[Extracted records]
--------------------------------
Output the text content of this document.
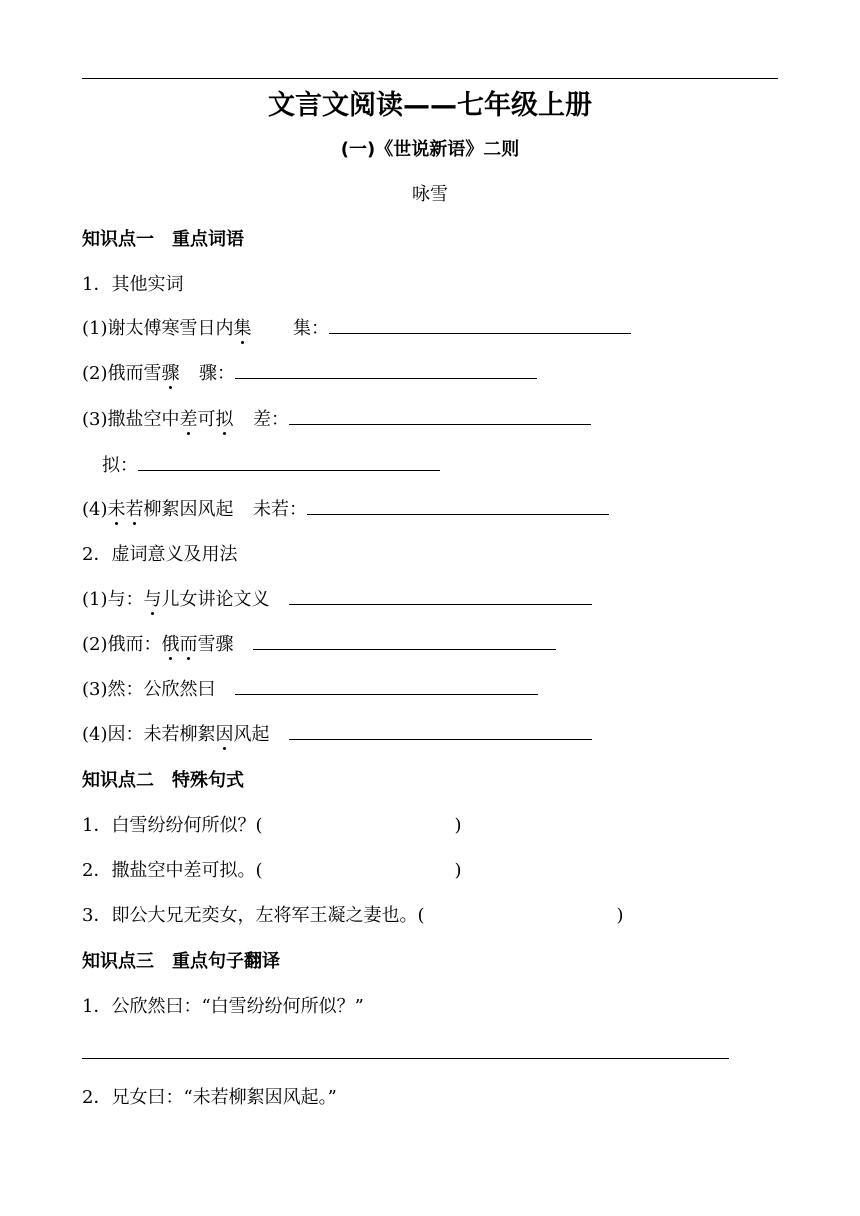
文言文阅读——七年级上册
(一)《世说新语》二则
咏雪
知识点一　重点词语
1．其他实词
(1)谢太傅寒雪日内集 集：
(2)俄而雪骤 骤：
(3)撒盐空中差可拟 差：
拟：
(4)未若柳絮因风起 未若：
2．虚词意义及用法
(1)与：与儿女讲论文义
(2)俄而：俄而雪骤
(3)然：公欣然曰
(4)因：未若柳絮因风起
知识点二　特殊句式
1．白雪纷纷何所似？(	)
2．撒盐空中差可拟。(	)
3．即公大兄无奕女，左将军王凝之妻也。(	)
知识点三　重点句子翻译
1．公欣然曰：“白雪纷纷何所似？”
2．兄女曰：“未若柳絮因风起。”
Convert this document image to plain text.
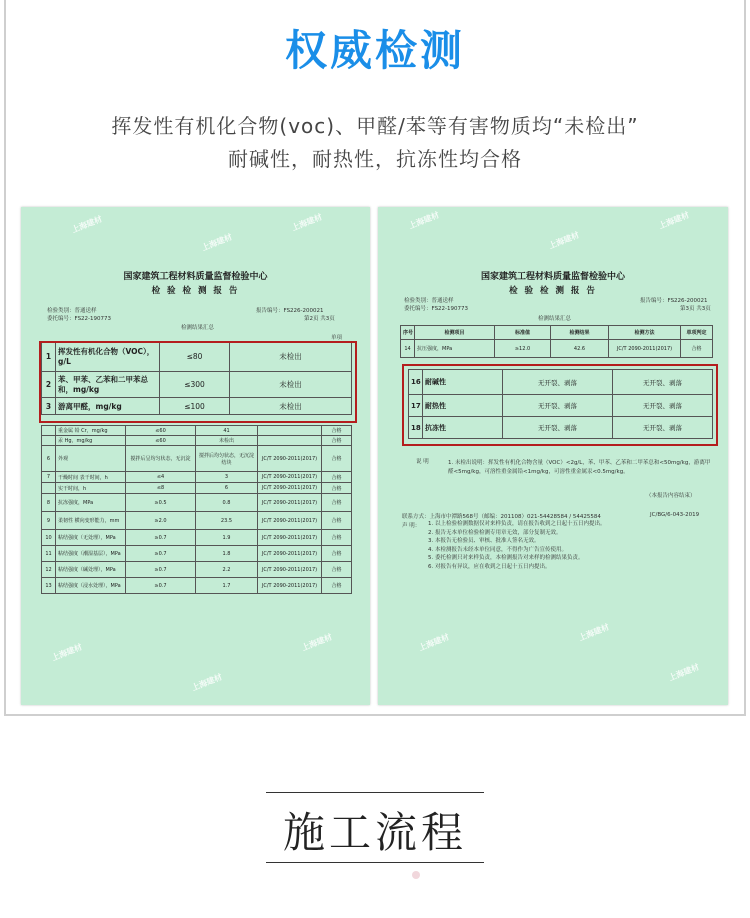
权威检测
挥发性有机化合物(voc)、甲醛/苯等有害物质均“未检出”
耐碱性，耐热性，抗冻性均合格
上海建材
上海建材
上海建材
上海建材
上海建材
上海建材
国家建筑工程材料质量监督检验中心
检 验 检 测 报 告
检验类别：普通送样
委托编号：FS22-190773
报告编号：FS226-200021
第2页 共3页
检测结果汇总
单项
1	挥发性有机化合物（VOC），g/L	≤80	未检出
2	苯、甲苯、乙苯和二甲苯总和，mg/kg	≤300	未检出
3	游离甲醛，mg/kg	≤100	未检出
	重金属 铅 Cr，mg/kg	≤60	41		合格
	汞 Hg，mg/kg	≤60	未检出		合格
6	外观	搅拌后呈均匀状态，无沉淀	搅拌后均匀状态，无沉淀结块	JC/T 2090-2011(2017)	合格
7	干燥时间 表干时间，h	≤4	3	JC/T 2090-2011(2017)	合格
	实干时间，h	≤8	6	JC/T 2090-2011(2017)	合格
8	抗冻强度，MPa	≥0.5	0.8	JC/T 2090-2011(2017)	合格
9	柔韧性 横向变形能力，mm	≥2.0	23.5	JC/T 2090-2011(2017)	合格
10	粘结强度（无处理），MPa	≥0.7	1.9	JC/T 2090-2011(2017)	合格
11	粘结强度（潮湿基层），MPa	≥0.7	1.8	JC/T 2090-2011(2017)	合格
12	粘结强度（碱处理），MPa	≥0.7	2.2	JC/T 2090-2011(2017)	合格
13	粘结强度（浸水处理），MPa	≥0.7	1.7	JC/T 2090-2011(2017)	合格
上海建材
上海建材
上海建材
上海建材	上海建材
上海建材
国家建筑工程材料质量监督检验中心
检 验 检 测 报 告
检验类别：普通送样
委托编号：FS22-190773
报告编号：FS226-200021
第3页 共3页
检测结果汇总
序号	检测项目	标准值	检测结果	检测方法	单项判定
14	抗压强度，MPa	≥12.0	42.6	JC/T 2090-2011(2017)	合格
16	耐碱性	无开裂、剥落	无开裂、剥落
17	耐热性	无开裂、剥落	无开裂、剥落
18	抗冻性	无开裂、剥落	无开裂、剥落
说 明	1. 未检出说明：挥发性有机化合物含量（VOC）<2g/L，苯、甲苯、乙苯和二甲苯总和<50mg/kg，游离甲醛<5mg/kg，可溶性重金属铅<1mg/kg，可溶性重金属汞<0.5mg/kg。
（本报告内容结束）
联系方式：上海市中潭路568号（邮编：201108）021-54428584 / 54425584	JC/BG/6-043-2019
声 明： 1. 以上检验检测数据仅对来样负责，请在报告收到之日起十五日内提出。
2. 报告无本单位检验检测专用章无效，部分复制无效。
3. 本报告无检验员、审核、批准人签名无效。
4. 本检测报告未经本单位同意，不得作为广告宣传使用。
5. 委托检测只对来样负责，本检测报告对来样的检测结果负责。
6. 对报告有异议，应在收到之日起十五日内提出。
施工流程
--------------------------------
*Task brief:*
Using the material above, retype each entry exactly and omit the pictures.

*Exercise output:*
Output the text content of this document.
文言文阅读——七年级上册
(一)《世说新语》二则
咏雪
知识点一　重点词语
1．其他实词
(1)谢太傅寒雪日内集 集：
(2)俄而雪骤 骤：
(3)撒盐空中差可拟 差：
拟：
(4)未若柳絮因风起 未若：
2．虚词意义及用法
(1)与：与儿女讲论文义
(2)俄而：俄而雪骤
(3)然：公欣然曰
(4)因：未若柳絮因风起
知识点二　特殊句式
1．白雪纷纷何所似？(	)
2．撒盐空中差可拟。(	)
3．即公大兄无奕女，左将军王凝之妻也。(	)
知识点三　重点句子翻译
1．公欣然曰：“白雪纷纷何所似？”
2．兄女曰：“未若柳絮因风起。”
Convert this document image to plain text.
权威检测
挥发性有机化合物(voc)、甲醛/苯等有害物质均“未检出”
耐碱性，耐热性，抗冻性均合格
上海建材
上海建材
上海建材
上海建材
上海建材
上海建材
国家建筑工程材料质量监督检验中心
检 验 检 测 报 告
检验类别：普通送样
委托编号：FS22-190773
报告编号：FS226-200021
第2页 共3页
检测结果汇总
单项
1	挥发性有机化合物（VOC），g/L	≤80	未检出
2	苯、甲苯、乙苯和二甲苯总和，mg/kg	≤300	未检出
3	游离甲醛，mg/kg	≤100	未检出
	重金属 铅 Cr，mg/kg	≤60	41		合格
	汞 Hg，mg/kg	≤60	未检出		合格
6	外观	搅拌后呈均匀状态，无沉淀	搅拌后均匀状态，无沉淀结块	JC/T 2090-2011(2017)	合格
7	干燥时间 表干时间，h	≤4	3	JC/T 2090-2011(2017)	合格
	实干时间，h	≤8	6	JC/T 2090-2011(2017)	合格
8	抗冻强度，MPa	≥0.5	0.8	JC/T 2090-2011(2017)	合格
9	柔韧性 横向变形能力，mm	≥2.0	23.5	JC/T 2090-2011(2017)	合格
10	粘结强度（无处理），MPa	≥0.7	1.9	JC/T 2090-2011(2017)	合格
11	粘结强度（潮湿基层），MPa	≥0.7	1.8	JC/T 2090-2011(2017)	合格
12	粘结强度（碱处理），MPa	≥0.7	2.2	JC/T 2090-2011(2017)	合格
13	粘结强度（浸水处理），MPa	≥0.7	1.7	JC/T 2090-2011(2017)	合格
上海建材
上海建材
上海建材
上海建材	上海建材
上海建材
国家建筑工程材料质量监督检验中心
检 验 检 测 报 告
检验类别：普通送样
委托编号：FS22-190773
报告编号：FS226-200021
第3页 共3页
检测结果汇总
序号	检测项目	标准值	检测结果	检测方法	单项判定
14	抗压强度，MPa	≥12.0	42.6	JC/T 2090-2011(2017)	合格
16	耐碱性	无开裂、剥落	无开裂、剥落
17	耐热性	无开裂、剥落	无开裂、剥落
18	抗冻性	无开裂、剥落	无开裂、剥落
说 明	1. 未检出说明：挥发性有机化合物含量（VOC）<2g/L，苯、甲苯、乙苯和二甲苯总和<50mg/kg，游离甲醛<5mg/kg，可溶性重金属铅<1mg/kg，可溶性重金属汞<0.5mg/kg。
（本报告内容结束）
联系方式：上海市中潭路568号（邮编：201108）021-54428584 / 54425584	JC/BG/6-043-2019
声 明： 1. 以上检验检测数据仅对来样负责，请在报告收到之日起十五日内提出。
2. 报告无本单位检验检测专用章无效，部分复制无效。
3. 本报告无检验员、审核、批准人签名无效。
4. 本检测报告未经本单位同意，不得作为广告宣传使用。
5. 委托检测只对来样负责，本检测报告对来样的检测结果负责。
6. 对报告有异议，应在收到之日起十五日内提出。
施工流程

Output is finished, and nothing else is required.